• **Problem details**:
Report back each line of the records that contains the string "membership".

- - -

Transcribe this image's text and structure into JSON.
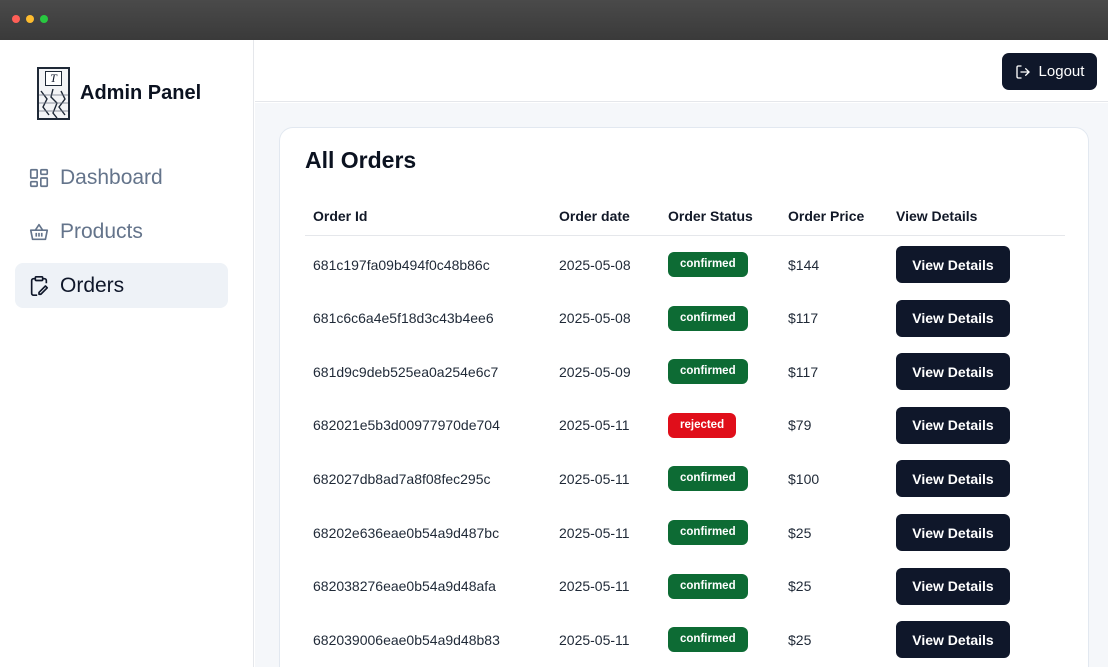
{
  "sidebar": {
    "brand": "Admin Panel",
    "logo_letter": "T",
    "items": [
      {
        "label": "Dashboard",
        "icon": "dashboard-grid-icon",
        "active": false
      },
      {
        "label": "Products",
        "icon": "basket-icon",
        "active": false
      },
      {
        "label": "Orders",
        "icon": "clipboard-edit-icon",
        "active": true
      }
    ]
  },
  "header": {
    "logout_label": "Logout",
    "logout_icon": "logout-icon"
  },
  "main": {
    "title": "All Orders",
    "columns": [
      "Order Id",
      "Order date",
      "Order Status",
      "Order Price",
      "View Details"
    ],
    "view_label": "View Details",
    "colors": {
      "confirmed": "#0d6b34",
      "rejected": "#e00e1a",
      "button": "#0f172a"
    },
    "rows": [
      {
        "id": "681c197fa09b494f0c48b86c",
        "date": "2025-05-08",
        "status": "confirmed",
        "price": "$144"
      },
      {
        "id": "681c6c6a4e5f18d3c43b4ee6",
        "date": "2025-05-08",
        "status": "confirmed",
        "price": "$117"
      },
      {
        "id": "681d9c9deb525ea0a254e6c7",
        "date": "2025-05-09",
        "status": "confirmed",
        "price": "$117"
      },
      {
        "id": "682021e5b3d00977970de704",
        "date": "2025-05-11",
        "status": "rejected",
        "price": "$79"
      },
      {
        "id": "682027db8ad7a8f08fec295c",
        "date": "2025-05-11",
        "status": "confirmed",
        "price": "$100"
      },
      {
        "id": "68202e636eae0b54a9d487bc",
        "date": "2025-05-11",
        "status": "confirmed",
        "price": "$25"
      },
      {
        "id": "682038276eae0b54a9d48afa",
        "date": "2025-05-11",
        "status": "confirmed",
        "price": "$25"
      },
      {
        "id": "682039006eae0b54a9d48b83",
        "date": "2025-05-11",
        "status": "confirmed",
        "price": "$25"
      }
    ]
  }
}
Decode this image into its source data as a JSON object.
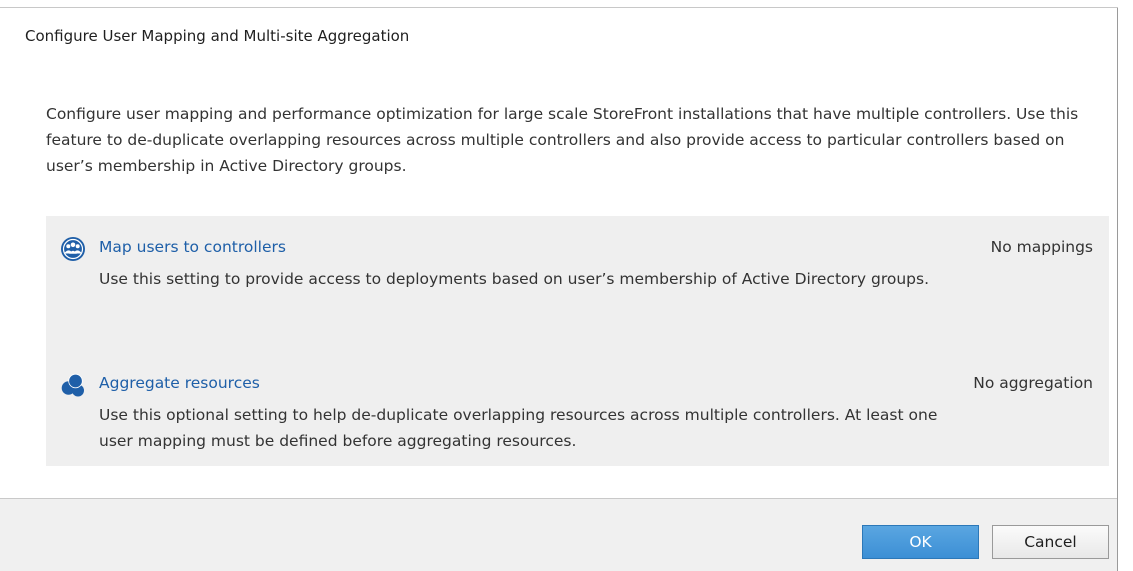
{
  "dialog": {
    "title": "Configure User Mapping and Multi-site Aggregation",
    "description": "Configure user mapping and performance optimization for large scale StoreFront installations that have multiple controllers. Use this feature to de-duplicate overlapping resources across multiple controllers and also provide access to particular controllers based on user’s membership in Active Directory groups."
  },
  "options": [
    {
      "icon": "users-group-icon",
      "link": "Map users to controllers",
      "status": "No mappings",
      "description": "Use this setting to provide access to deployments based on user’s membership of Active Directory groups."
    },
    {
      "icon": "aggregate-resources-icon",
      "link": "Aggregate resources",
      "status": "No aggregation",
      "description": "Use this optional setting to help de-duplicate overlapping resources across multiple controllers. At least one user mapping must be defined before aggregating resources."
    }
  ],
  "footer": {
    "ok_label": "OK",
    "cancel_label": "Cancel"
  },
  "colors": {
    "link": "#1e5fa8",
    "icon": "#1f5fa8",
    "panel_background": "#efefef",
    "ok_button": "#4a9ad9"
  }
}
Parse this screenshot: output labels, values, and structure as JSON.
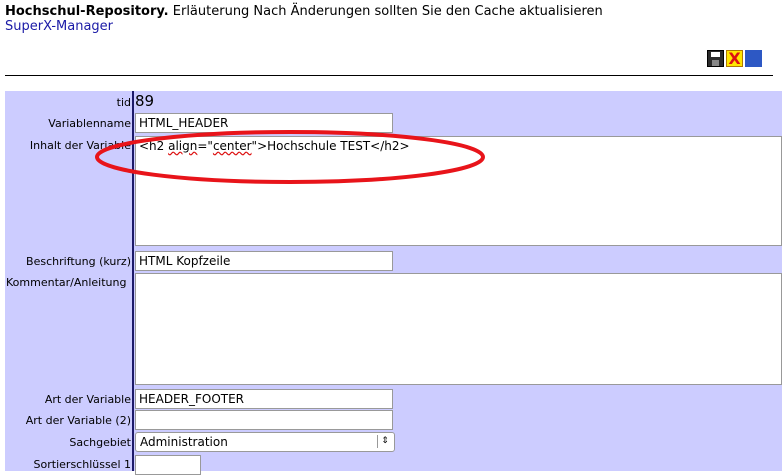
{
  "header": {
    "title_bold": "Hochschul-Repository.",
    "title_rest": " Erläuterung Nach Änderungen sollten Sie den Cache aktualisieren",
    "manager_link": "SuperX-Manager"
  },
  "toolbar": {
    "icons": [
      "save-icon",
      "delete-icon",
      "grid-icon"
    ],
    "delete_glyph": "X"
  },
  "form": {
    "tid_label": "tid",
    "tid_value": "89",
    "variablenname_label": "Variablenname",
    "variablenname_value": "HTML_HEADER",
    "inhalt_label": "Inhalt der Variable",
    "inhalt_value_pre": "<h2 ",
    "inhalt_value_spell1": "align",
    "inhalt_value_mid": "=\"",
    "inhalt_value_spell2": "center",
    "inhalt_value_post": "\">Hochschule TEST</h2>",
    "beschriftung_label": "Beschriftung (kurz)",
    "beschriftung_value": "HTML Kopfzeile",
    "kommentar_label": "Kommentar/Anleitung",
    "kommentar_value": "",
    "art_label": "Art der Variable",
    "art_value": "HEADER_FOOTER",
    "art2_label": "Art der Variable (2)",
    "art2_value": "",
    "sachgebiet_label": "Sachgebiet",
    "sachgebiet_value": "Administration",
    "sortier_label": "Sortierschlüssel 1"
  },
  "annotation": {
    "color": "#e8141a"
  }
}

- - -

• **Problem solution**:
    "description": "Configure user mapping and performance optimization for large scale StoreFront installations that have multiple controllers. Use this feature to de-duplicate overlapping resources across multiple controllers and also provide access to particular controllers based on user’s membership in Active Directory groups."
      "description": "Use this setting to provide access to deployments based on user’s membership of Active Directory groups."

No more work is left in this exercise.